[begin MATERIAL PROVIDED]

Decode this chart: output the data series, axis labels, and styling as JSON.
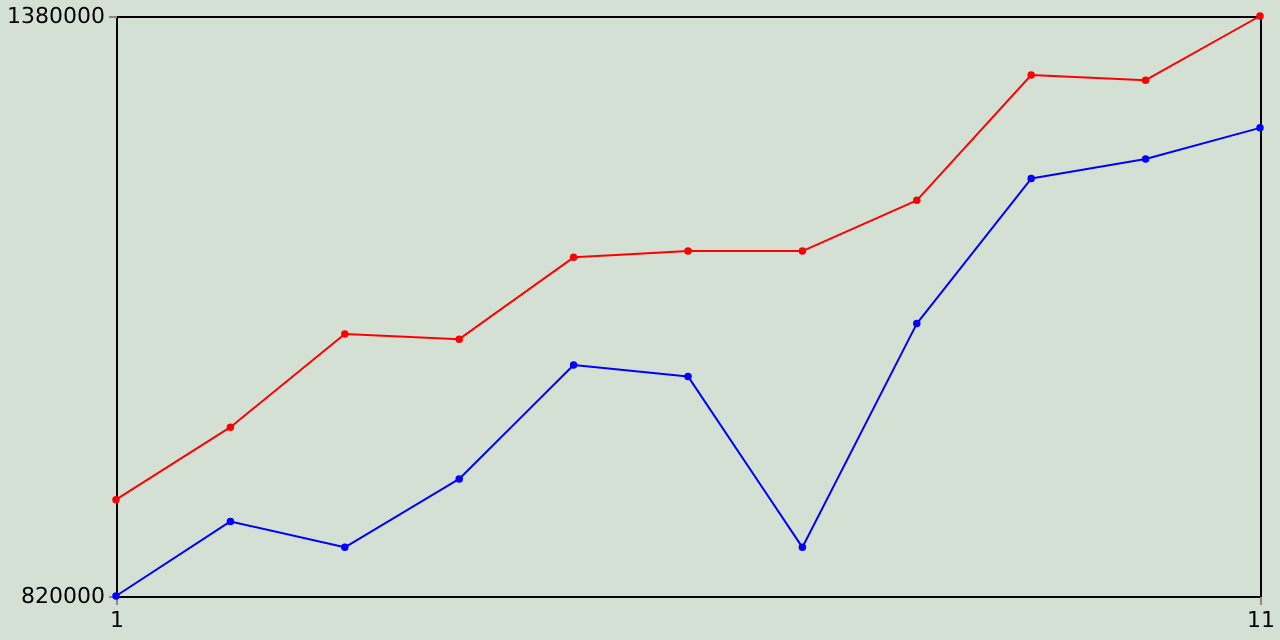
{
  "chart_data": {
    "type": "line",
    "x": [
      1,
      2,
      3,
      4,
      5,
      6,
      7,
      8,
      9,
      10,
      11
    ],
    "series": [
      {
        "color": "#ff0000",
        "values": [
          913000,
          983000,
          1073000,
          1068000,
          1147000,
          1153000,
          1153000,
          1202000,
          1323000,
          1318000,
          1380000
        ]
      },
      {
        "color": "#0000ff",
        "values": [
          820000,
          892000,
          867000,
          933000,
          1043000,
          1032000,
          867000,
          1083000,
          1223000,
          1242000,
          1272000
        ]
      }
    ],
    "xlim": [
      1,
      11
    ],
    "xticks": [
      1,
      11
    ],
    "ylim": [
      820000,
      1380000
    ],
    "yticks": [
      820000,
      1380000
    ],
    "grid": false,
    "marker": "circle",
    "line_style": "solid"
  }
}
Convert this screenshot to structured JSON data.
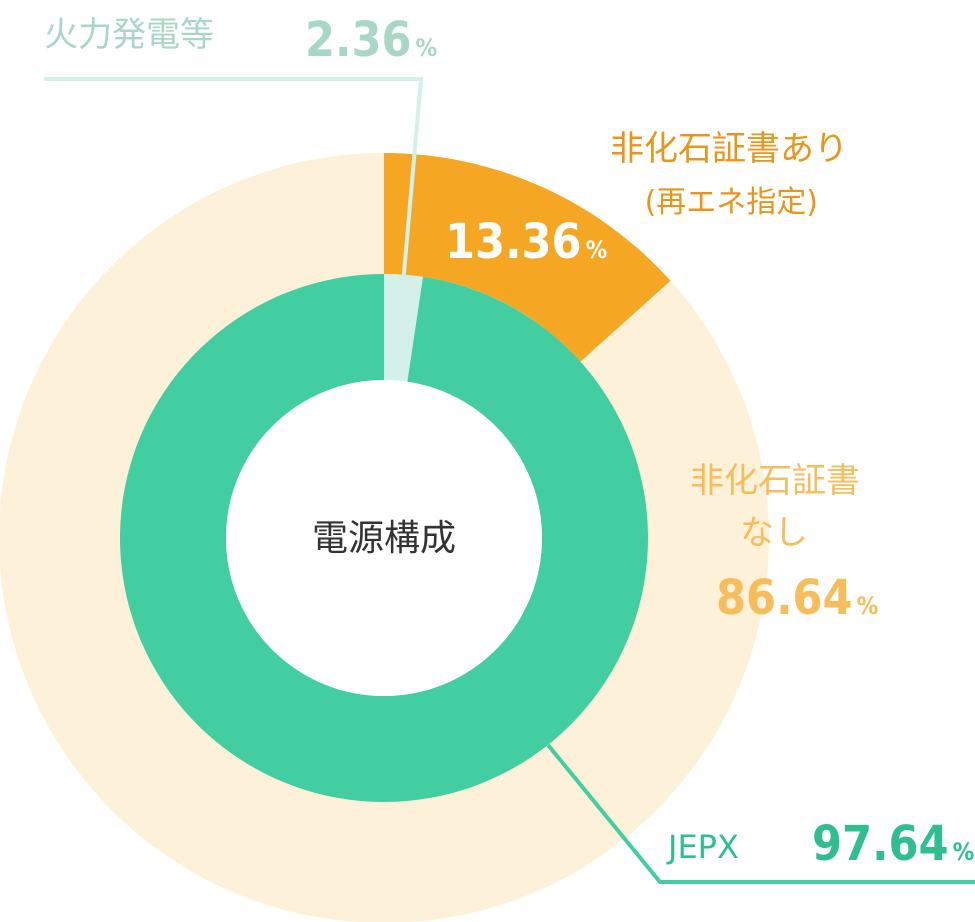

[end MATERIAL PROVIDED]

## GOAL
Transcribe the listing above verbatim. Omit the pictures.

## SOLUTION FOR THIS PROBLEM
Decode this chart: output the data series, axis labels, and styling as JSON.
{
  "chart_data": {
    "type": "line",
    "x": [
      1,
      2,
      3,
      4,
      5,
      6,
      7,
      8,
      9,
      10,
      11
    ],
    "series": [
      {
        "color": "#ff0000",
        "values": [
          913000,
          983000,
          1073000,
          1068000,
          1147000,
          1153000,
          1153000,
          1202000,
          1323000,
          1318000,
          1380000
        ]
      },
      {
        "color": "#0000ff",
        "values": [
          820000,
          892000,
          867000,
          933000,
          1043000,
          1032000,
          867000,
          1083000,
          1223000,
          1242000,
          1272000
        ]
      }
    ],
    "xlim": [
      1,
      11
    ],
    "xticks": [
      1,
      11
    ],
    "ylim": [
      820000,
      1380000
    ],
    "yticks": [
      820000,
      1380000
    ],
    "grid": false,
    "marker": "circle",
    "line_style": "solid"
  }
}
Convert this screenshot to structured JSON data.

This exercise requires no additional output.